▶ [Challenge]
Say how many lines in the records include the string "NHPI", adding no other words.

____

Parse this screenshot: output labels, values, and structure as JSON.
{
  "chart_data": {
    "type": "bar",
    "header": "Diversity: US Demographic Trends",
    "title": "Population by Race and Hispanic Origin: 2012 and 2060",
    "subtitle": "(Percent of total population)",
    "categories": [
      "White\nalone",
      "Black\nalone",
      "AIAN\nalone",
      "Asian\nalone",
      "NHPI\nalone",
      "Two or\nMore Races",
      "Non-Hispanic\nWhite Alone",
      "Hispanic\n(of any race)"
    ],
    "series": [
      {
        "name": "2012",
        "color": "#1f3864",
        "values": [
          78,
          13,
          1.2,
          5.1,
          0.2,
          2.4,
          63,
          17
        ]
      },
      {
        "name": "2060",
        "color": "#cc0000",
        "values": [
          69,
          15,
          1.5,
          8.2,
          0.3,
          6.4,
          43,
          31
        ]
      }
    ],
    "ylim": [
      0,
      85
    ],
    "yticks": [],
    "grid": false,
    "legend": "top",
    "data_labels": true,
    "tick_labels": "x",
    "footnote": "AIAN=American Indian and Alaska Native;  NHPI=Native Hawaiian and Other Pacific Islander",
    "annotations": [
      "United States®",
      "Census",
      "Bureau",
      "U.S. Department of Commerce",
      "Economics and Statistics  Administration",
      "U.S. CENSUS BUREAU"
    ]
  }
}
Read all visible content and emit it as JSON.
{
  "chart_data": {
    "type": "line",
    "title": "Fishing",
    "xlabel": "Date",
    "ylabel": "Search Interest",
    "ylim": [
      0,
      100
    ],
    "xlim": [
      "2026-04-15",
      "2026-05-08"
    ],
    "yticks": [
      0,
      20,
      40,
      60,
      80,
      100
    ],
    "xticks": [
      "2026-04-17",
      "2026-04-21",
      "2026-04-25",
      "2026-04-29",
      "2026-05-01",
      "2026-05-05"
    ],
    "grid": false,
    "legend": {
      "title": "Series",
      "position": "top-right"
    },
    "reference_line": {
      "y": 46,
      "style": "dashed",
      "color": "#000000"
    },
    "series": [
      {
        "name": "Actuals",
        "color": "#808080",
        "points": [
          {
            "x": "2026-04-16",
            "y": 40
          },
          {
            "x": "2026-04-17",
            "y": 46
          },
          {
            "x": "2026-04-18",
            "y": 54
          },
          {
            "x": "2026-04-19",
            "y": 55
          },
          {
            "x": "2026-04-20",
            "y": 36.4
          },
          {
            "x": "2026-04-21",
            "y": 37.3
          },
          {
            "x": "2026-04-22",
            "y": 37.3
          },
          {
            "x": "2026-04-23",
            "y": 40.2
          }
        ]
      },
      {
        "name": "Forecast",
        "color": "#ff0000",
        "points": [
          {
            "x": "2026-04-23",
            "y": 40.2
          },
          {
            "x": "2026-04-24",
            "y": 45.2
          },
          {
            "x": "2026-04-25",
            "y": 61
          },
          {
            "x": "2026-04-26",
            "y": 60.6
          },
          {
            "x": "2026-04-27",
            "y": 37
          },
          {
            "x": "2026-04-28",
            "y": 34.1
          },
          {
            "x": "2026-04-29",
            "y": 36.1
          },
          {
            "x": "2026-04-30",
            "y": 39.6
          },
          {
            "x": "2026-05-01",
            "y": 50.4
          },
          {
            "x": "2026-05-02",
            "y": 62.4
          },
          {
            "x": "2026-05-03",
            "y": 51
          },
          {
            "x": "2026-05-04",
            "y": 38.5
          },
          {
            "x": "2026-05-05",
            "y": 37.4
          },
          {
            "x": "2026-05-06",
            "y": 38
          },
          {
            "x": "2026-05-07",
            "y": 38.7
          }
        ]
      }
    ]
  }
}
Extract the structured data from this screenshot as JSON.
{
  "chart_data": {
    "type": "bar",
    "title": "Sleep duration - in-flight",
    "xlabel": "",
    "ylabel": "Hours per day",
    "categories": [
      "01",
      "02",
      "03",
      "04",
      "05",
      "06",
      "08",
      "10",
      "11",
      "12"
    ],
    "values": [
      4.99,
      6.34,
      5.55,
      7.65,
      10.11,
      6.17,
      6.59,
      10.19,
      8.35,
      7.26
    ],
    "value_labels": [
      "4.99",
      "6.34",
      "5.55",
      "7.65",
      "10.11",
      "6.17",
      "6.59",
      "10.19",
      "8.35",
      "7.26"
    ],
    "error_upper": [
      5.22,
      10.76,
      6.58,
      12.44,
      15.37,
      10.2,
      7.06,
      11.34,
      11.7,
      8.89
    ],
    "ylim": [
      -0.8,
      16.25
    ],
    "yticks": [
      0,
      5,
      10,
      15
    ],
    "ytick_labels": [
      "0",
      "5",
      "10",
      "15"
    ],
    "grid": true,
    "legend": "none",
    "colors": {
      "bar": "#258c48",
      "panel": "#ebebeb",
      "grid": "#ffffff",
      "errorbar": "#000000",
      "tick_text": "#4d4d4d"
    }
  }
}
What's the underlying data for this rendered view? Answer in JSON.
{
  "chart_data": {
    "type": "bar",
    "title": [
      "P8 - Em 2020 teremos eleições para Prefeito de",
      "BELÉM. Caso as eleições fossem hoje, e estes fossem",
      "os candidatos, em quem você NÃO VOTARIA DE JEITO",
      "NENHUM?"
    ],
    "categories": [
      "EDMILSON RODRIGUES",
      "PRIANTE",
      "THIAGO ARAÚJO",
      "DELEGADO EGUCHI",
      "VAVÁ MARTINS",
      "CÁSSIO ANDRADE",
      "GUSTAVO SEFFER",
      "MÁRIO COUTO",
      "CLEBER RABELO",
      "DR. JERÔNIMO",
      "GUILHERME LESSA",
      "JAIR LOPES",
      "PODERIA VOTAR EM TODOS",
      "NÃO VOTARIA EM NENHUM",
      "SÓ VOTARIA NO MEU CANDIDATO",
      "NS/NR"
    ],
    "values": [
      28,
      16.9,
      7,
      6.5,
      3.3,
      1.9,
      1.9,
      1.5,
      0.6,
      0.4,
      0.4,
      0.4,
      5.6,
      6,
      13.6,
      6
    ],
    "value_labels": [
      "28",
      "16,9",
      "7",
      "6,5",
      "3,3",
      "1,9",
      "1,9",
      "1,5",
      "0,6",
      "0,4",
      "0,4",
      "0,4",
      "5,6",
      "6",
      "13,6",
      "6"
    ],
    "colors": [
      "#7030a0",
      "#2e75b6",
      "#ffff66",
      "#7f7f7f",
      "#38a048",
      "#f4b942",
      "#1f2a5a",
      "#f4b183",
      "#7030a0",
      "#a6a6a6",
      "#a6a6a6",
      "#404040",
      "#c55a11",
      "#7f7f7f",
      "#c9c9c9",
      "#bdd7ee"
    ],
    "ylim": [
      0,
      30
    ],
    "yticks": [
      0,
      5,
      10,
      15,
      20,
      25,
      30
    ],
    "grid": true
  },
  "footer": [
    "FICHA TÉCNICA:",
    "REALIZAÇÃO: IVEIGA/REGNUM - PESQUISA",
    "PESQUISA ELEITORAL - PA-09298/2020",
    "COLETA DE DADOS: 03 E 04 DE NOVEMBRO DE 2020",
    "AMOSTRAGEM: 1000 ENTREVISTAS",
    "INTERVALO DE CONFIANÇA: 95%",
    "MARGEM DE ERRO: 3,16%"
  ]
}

____

▶ [Exercise answer]
2